Records shown:
↓

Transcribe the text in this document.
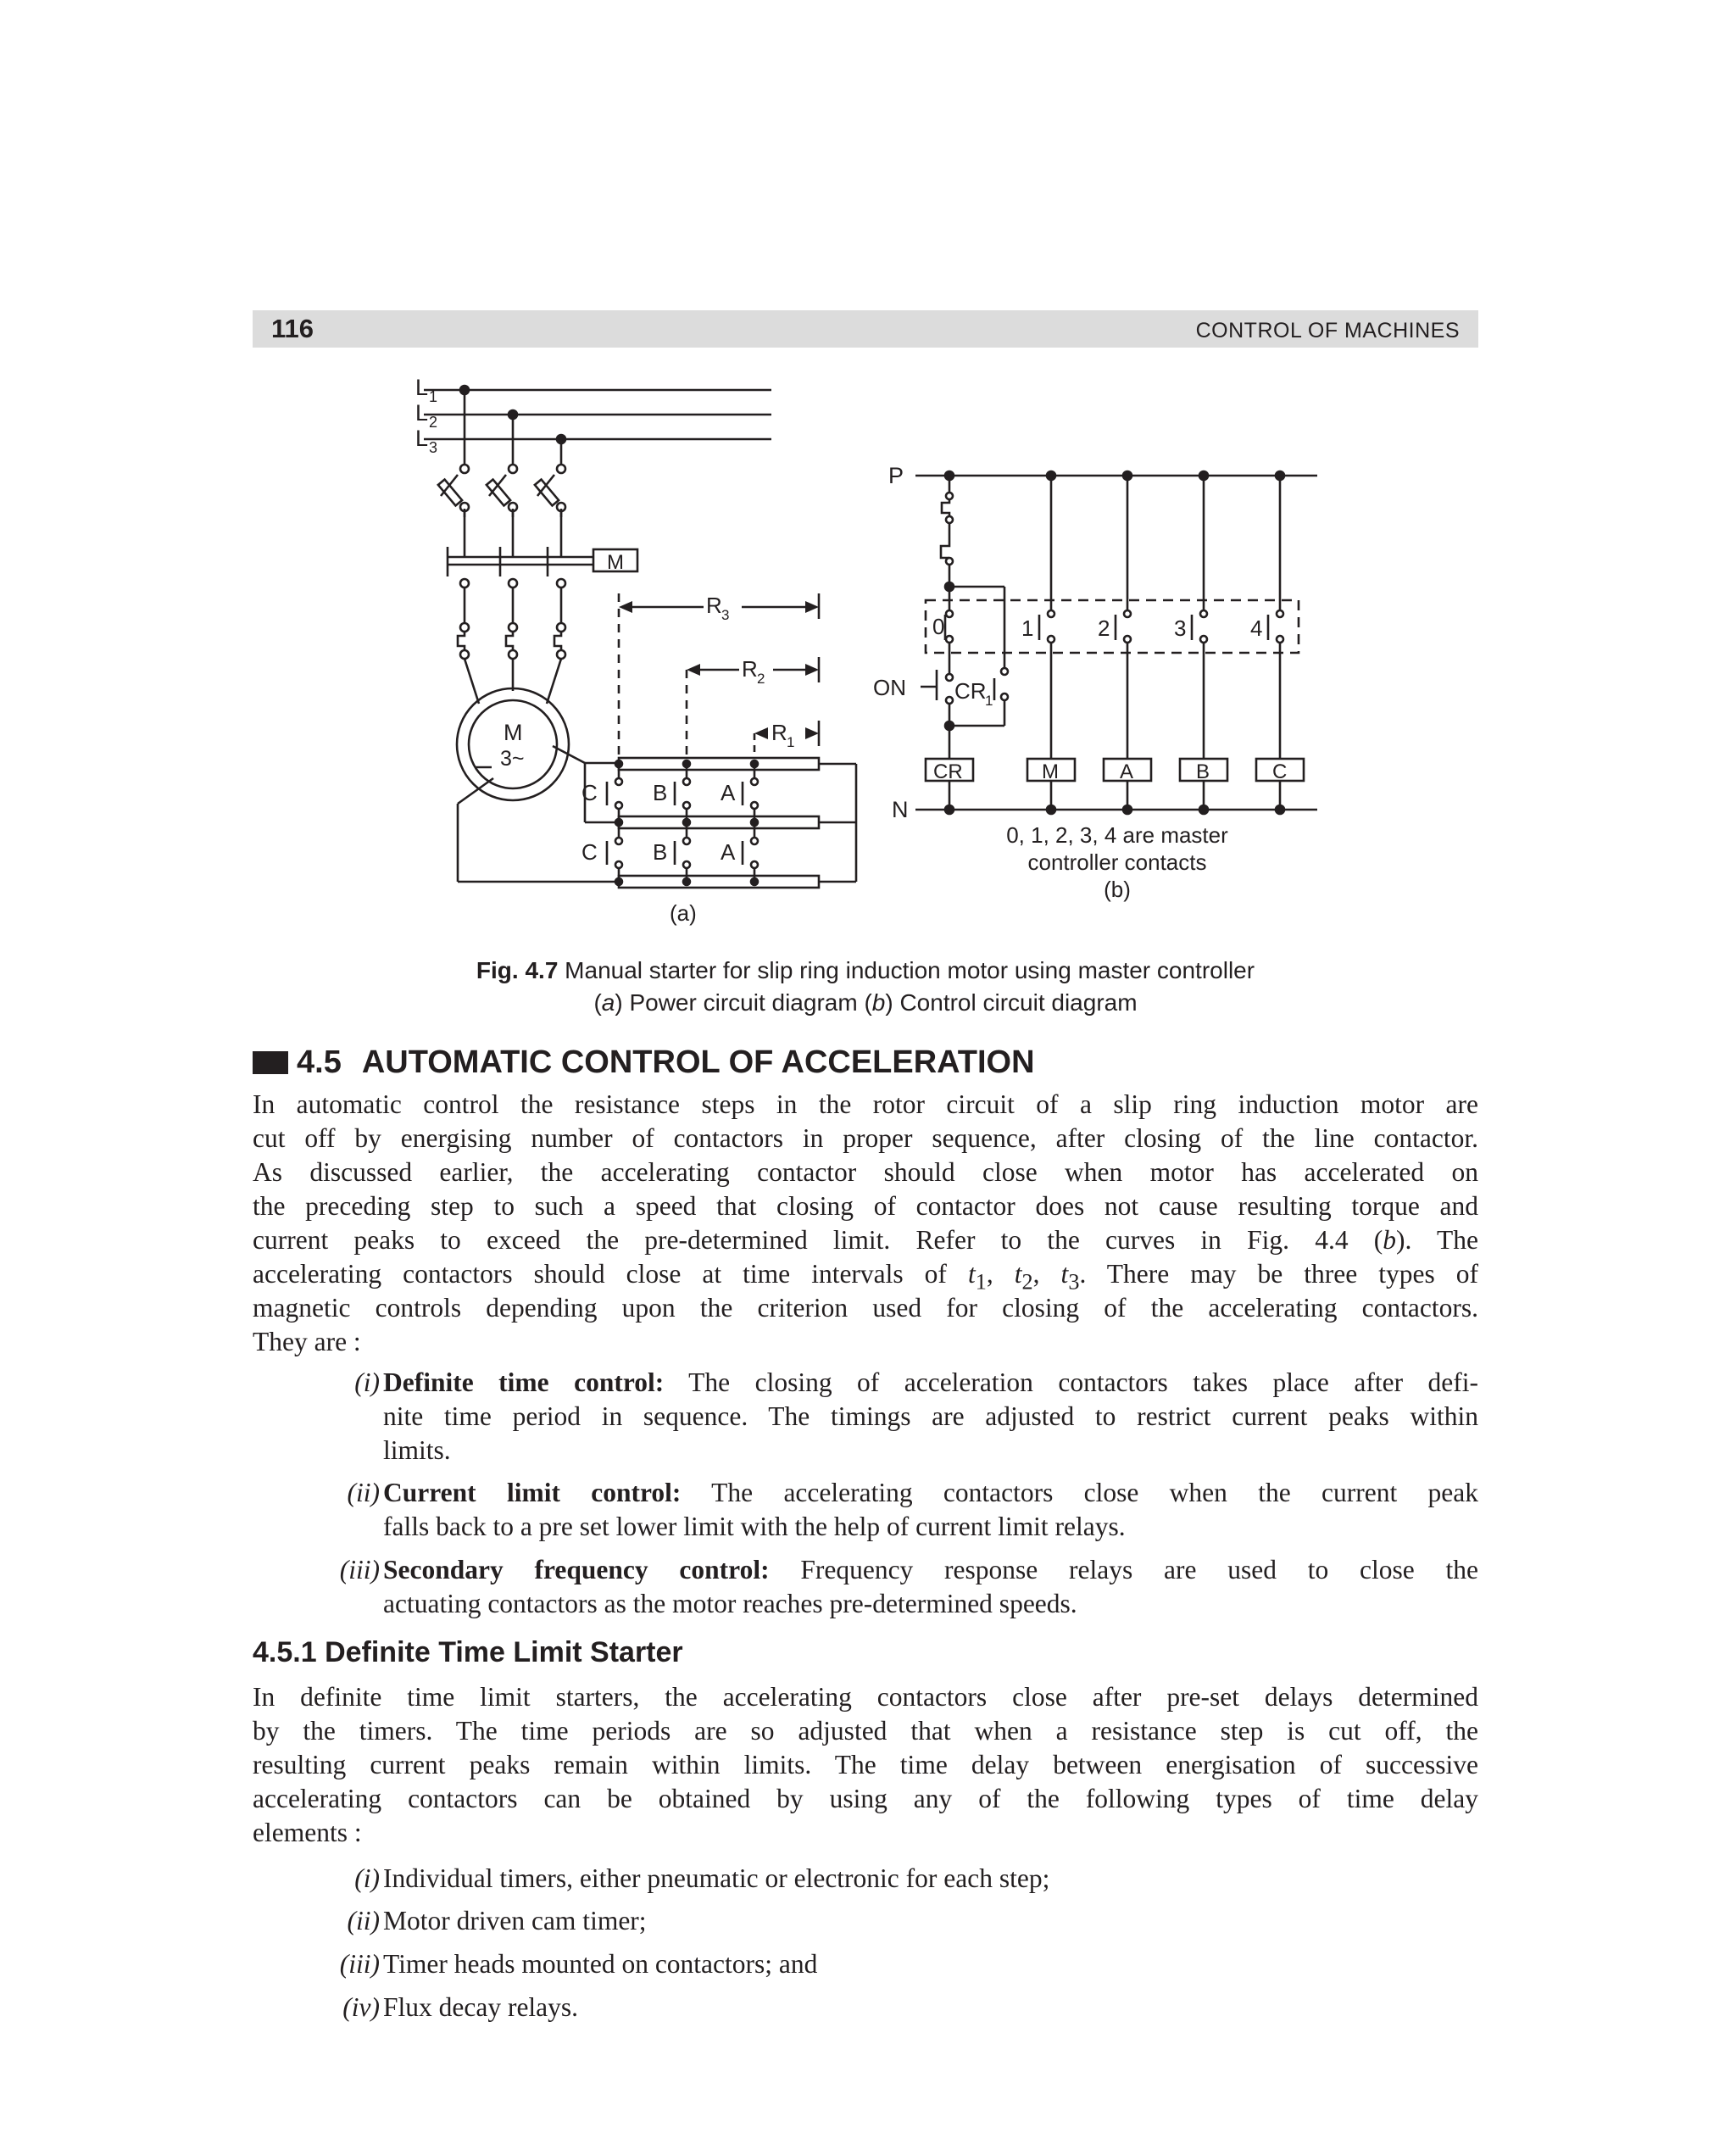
116	CONTROL OF MACHINES
L 1
L 2
L 3
M
M
3~
C	B A
C	B A
R 3
R 2
R 1
(a)
P
N
ON CR
1
0	1	2	3	4
CR	M	A	B	C
0, 1, 2, 3, 4 are master
controller contacts
(b)
Fig. 4.7 Manual starter for slip ring induction motor using master controller
(a) Power circuit diagram (b) Control circuit diagram
4.5 AUTOMATIC CONTROL OF ACCELERATION
In automatic control the resistance steps in the rotor circuit of a slip ring induction motor are
cut off by energising number of contactors in proper sequence, after closing of the line contactor.
As discussed earlier, the accelerating contactor should close when motor has accelerated on
the preceding step to such a speed that closing of contactor does not cause resulting torque and
current peaks to exceed the pre-determined limit. Refer to the curves in Fig. 4.4 (b). The
accelerating contactors should close at time intervals of $t_1$, $t_2$, $t_3$. There may be three types of
magnetic controls depending upon the criterion used for closing of the accelerating contactors.
They are :
(i) Definite time control: The closing of acceleration contactors takes place after defi-
nite time period in sequence. The timings are adjusted to restrict current peaks within
limits.
(ii) Current limit control: The accelerating contactors close when the current peak
falls back to a pre set lower limit with the help of current limit relays.
(iii) Secondary frequency control: Frequency response relays are used to close the
actuating contactors as the motor reaches pre-determined speeds.
4.5.1 Definite Time Limit Starter
In definite time limit starters, the accelerating contactors close after pre-set delays determined
by the timers. The time periods are so adjusted that when a resistance step is cut off, the
resulting current peaks remain within limits. The time delay between energisation of successive
accelerating contactors can be obtained by using any of the following types of time delay
elements :
(i) Individual timers, either pneumatic or electronic for each step;
(ii) Motor driven cam timer;
(iii) Timer heads mounted on contactors; and
(iv) Flux decay relays.
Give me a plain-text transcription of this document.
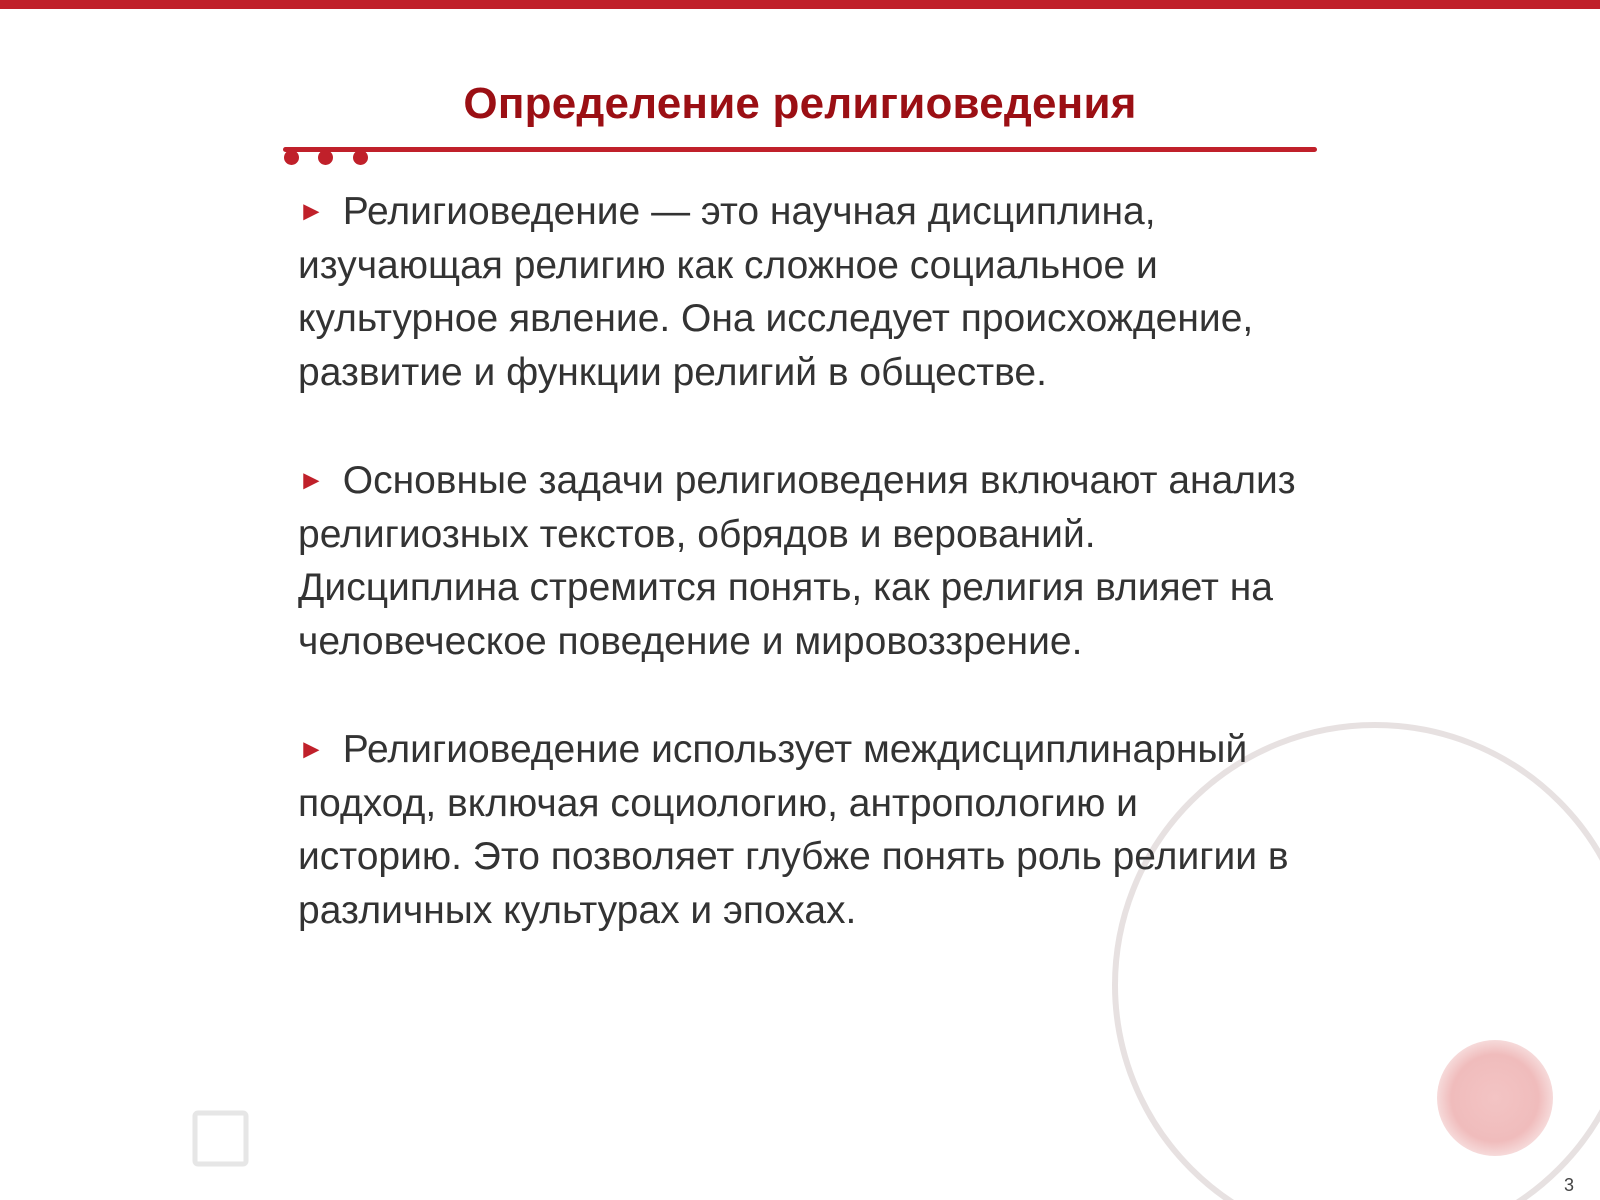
Определение религиоведения
► Религиоведение — это научная дисциплина, изучающая религию как сложное социальное и культурное явление. Она исследует происхождение, развитие и функции религий в обществе.
► Основные задачи религиоведения включают анализ религиозных текстов, обрядов и верований. Дисциплина стремится понять, как религия влияет на человеческое поведение и мировоззрение.
► Религиоведение использует междисциплинарный подход, включая социологию, антропологию и историю. Это позволяет глубже понять роль религии в различных культурах и эпохах.
3
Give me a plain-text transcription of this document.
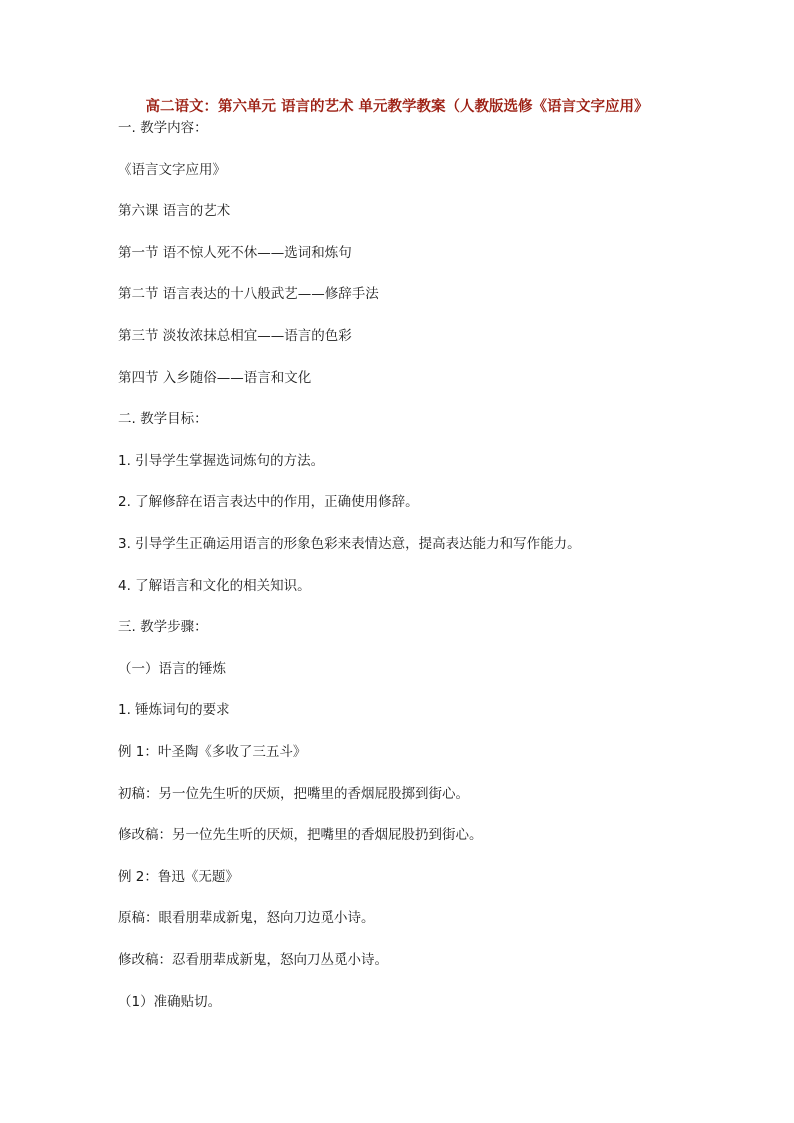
高二语文：第六单元 语言的艺术 单元教学教案（人教版选修《语言文字应用》
一. 教学内容：
《语言文字应用》
第六课 语言的艺术
第一节 语不惊人死不休——选词和炼句
第二节 语言表达的十八般武艺——修辞手法
第三节 淡妆浓抹总相宜——语言的色彩
第四节 入乡随俗——语言和文化
二. 教学目标：
1. 引导学生掌握选词炼句的方法。
2. 了解修辞在语言表达中的作用，正确使用修辞。
3. 引导学生正确运用语言的形象色彩来表情达意，提高表达能力和写作能力。
4. 了解语言和文化的相关知识。
三. 教学步骤：
（一）语言的锤炼
1. 锤炼词句的要求
例 1：叶圣陶《多收了三五斗》
初稿：另一位先生听的厌烦，把嘴里的香烟屁股掷到街心。
修改稿：另一位先生听的厌烦，把嘴里的香烟屁股扔到街心。
例 2：鲁迅《无题》
原稿：眼看朋辈成新鬼，怒向刀边觅小诗。
修改稿：忍看朋辈成新鬼，怒向刀丛觅小诗。
（1）准确贴切。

↑

Exercise brief:
Copy every line of the listing containing the string "resulting".

Result for this exercise:
the preceding step to such a speed that closing of contactor does not cause resulting torque and
resulting current peaks remain within limits. The time delay between energisation of successive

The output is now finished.